(Directions):
Look through the material and copy each line holding "Emigration".

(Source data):
◇ ◇ ◇ ◇ ◇

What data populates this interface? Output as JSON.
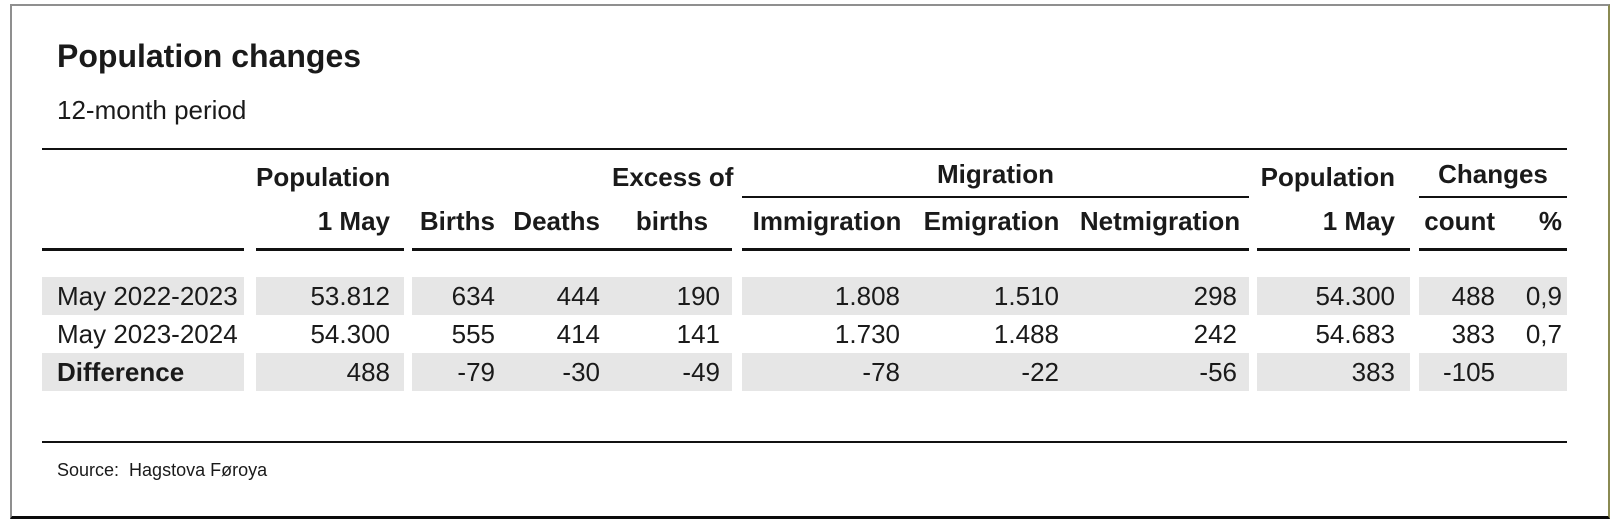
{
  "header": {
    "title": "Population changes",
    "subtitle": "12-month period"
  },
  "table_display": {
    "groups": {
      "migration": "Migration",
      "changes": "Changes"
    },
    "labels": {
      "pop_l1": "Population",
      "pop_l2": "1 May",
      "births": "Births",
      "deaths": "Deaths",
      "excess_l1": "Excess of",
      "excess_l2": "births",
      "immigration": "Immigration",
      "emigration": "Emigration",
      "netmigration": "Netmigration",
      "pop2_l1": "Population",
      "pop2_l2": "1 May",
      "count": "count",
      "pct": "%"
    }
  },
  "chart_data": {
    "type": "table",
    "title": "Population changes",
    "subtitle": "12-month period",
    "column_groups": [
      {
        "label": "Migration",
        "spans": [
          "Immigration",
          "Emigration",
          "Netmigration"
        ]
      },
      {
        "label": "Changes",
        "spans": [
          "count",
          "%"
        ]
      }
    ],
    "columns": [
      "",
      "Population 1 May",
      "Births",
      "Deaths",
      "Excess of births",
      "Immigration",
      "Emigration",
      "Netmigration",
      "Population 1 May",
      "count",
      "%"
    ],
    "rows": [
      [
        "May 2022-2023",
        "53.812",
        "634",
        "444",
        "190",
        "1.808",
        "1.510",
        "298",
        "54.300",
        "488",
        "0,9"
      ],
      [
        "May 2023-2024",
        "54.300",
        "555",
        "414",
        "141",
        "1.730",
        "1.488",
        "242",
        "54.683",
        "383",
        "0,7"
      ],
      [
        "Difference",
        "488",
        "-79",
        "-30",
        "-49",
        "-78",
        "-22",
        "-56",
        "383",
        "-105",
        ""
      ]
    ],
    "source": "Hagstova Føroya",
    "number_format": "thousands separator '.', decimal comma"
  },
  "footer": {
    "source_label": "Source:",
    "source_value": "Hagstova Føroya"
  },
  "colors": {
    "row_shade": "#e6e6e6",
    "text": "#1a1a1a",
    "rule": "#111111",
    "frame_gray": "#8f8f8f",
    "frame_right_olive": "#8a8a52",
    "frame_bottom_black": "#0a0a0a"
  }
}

◇ ◇ ◇ ◇ ◇

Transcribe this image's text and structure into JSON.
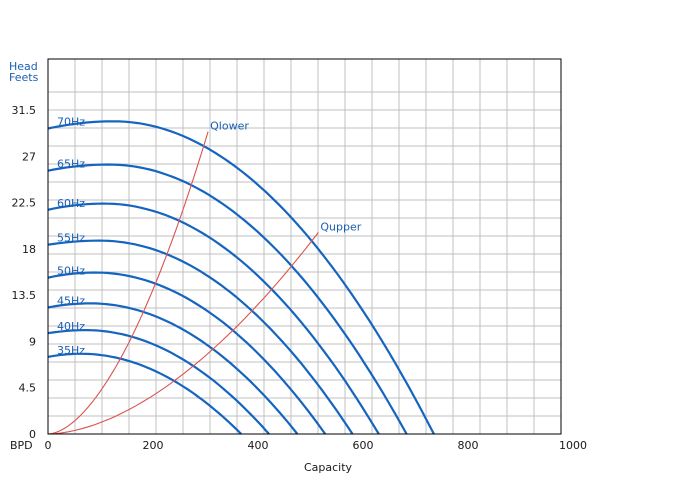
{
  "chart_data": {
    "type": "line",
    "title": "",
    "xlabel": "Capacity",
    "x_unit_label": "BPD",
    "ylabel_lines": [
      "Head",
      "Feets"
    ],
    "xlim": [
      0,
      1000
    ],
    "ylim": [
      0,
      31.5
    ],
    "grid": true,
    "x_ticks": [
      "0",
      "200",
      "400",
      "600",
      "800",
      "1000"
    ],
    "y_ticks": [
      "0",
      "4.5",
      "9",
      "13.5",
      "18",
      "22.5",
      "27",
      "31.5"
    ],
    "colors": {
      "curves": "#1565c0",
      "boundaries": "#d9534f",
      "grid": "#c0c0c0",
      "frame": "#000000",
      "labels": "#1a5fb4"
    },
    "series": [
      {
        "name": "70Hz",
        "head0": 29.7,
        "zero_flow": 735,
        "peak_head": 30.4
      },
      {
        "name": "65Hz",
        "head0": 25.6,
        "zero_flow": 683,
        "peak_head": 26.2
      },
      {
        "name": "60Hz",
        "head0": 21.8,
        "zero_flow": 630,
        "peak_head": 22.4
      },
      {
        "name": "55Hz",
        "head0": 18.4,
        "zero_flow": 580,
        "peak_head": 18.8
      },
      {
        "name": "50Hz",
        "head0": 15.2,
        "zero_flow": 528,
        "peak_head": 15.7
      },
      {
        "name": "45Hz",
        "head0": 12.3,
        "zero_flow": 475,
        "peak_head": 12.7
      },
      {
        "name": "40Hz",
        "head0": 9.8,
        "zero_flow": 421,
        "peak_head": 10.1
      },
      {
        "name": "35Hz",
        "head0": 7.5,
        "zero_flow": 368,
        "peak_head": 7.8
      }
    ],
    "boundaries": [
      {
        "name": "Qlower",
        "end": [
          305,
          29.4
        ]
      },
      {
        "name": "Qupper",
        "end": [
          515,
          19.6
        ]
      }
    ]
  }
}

◇ ◇ ◇ ◇ ◇

(Response for this exercise):
      "emigration": "Emigration",
          "Emigration",
      "Emigration",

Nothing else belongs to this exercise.